Task requirements: Read the records and gather each line that includes "prøvelsen".
***
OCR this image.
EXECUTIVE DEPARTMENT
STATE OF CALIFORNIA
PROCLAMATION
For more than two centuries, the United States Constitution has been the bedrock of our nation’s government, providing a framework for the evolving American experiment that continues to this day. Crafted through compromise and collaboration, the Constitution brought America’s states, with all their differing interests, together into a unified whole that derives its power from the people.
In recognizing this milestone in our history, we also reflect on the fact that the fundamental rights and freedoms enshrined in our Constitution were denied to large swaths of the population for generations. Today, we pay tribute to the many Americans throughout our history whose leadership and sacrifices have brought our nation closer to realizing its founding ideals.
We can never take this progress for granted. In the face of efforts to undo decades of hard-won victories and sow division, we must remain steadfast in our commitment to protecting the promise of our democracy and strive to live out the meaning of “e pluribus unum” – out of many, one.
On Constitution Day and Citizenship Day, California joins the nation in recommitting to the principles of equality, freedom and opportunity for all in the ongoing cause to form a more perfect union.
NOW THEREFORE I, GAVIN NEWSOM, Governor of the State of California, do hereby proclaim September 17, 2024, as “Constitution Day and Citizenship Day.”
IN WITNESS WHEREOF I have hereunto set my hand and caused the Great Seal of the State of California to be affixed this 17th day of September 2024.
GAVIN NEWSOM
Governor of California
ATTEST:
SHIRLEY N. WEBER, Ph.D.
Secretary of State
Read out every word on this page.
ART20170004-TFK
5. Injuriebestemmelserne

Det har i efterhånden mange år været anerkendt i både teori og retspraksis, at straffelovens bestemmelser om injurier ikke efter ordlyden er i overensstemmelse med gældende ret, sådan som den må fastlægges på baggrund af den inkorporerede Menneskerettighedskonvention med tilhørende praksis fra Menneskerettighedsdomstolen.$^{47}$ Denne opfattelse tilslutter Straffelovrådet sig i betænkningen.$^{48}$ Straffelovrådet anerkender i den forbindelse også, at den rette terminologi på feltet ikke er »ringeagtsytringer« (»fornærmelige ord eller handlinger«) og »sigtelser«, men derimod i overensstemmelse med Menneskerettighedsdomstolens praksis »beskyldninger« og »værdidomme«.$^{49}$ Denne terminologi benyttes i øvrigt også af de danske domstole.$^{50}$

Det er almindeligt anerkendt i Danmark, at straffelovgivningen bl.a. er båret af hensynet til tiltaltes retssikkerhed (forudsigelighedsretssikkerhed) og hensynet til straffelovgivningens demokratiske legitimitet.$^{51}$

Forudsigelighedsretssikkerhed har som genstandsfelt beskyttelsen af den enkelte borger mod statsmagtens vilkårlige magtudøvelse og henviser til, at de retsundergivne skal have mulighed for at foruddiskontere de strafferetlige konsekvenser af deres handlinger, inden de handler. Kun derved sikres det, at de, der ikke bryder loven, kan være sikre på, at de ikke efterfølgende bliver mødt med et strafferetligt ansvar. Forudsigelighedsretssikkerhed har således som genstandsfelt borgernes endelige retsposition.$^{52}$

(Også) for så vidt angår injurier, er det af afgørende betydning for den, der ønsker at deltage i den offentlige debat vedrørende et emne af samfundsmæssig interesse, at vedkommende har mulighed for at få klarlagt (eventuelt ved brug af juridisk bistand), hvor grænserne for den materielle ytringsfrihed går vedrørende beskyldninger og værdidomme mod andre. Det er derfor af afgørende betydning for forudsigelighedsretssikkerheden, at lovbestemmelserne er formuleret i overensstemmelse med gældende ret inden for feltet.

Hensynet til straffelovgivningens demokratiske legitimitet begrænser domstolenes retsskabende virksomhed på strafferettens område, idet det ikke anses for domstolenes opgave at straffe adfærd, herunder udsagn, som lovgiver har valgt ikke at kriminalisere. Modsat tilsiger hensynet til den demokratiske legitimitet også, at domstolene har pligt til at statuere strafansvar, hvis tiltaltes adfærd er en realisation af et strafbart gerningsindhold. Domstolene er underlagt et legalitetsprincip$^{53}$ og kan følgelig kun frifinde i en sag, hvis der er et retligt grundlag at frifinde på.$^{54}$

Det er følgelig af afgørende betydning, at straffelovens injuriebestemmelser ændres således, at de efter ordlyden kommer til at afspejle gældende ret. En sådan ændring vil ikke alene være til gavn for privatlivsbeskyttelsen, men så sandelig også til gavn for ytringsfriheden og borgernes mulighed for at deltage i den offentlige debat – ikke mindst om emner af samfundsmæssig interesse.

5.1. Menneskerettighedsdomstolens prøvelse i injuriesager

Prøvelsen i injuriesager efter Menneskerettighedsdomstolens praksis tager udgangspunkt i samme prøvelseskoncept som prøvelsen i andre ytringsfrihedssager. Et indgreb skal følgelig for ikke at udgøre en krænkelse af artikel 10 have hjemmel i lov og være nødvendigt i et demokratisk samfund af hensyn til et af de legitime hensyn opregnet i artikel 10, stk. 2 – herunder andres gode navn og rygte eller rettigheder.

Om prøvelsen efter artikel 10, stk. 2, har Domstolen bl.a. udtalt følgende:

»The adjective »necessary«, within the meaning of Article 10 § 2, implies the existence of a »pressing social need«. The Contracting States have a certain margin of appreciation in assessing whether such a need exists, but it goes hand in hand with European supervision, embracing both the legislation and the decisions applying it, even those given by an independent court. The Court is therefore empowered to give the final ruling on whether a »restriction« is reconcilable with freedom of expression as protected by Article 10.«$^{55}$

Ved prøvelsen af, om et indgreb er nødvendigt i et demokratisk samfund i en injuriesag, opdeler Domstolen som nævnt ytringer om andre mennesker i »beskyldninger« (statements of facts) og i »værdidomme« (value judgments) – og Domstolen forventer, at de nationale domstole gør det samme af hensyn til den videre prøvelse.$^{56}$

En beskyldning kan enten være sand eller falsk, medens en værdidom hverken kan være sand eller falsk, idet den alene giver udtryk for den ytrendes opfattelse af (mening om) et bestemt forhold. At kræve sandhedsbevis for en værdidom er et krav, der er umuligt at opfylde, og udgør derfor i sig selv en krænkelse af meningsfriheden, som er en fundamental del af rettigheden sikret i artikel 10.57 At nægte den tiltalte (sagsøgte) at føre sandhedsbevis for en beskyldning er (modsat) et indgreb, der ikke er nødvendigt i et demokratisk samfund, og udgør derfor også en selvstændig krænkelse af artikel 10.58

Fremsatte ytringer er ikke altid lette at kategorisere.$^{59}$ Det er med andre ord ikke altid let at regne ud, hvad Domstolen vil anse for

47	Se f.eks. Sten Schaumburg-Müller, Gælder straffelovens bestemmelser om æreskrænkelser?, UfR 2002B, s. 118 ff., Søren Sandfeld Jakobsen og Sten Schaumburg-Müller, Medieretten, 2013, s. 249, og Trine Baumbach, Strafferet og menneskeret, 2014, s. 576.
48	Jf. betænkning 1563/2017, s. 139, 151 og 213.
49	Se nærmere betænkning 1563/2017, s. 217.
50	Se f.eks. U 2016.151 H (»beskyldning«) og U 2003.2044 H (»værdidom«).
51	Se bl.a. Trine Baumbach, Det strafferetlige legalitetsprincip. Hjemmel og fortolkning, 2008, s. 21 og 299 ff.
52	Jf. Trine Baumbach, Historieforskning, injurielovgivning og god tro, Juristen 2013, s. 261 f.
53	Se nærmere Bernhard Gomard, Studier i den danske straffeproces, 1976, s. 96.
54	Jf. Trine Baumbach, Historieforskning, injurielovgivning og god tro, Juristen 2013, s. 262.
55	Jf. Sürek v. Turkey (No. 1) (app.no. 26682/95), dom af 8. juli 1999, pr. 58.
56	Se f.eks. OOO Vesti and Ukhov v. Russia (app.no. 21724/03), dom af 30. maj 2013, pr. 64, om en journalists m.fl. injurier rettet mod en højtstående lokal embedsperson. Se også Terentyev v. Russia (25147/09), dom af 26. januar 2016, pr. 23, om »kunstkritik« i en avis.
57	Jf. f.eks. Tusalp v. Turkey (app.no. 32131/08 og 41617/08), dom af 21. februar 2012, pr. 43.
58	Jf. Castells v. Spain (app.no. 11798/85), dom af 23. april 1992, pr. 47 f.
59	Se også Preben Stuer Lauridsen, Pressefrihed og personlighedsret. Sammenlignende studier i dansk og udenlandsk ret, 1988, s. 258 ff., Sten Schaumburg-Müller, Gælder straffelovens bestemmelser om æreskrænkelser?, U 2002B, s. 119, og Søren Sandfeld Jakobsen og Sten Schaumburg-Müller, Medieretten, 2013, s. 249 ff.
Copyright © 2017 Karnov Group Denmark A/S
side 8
***
Final answer:
Prøvelsen i injuriesager efter Menneskerettighedsdomstolens praksis tager udgangspunkt i samme prøvelseskoncept som prøvelsen i andre ytringsfrihedssager. Et indgreb skal følgelig for ikke at udgøre en krænkelse af artikel 10 have hjemmel i lov og være nødvendigt i et demokratisk samfund af hensyn til et af de legitime hensyn opregnet i artikel 10, stk. 2 – herunder andres gode navn og rygte eller rettigheder.
Om prøvelsen efter artikel 10, stk. 2, har Domstolen bl.a. udtalt følgende:
Ved prøvelsen af, om et indgreb er nødvendigt i et demokratisk samfund i en injuriesag, opdeler Domstolen som nævnt ytringer om andre mennesker i »beskyldninger« (statements of facts) og i »værdidomme« (value judgments) – og Domstolen forventer, at de nationale domstole gør det samme af hensyn til den videre prøvelse.$^{56}$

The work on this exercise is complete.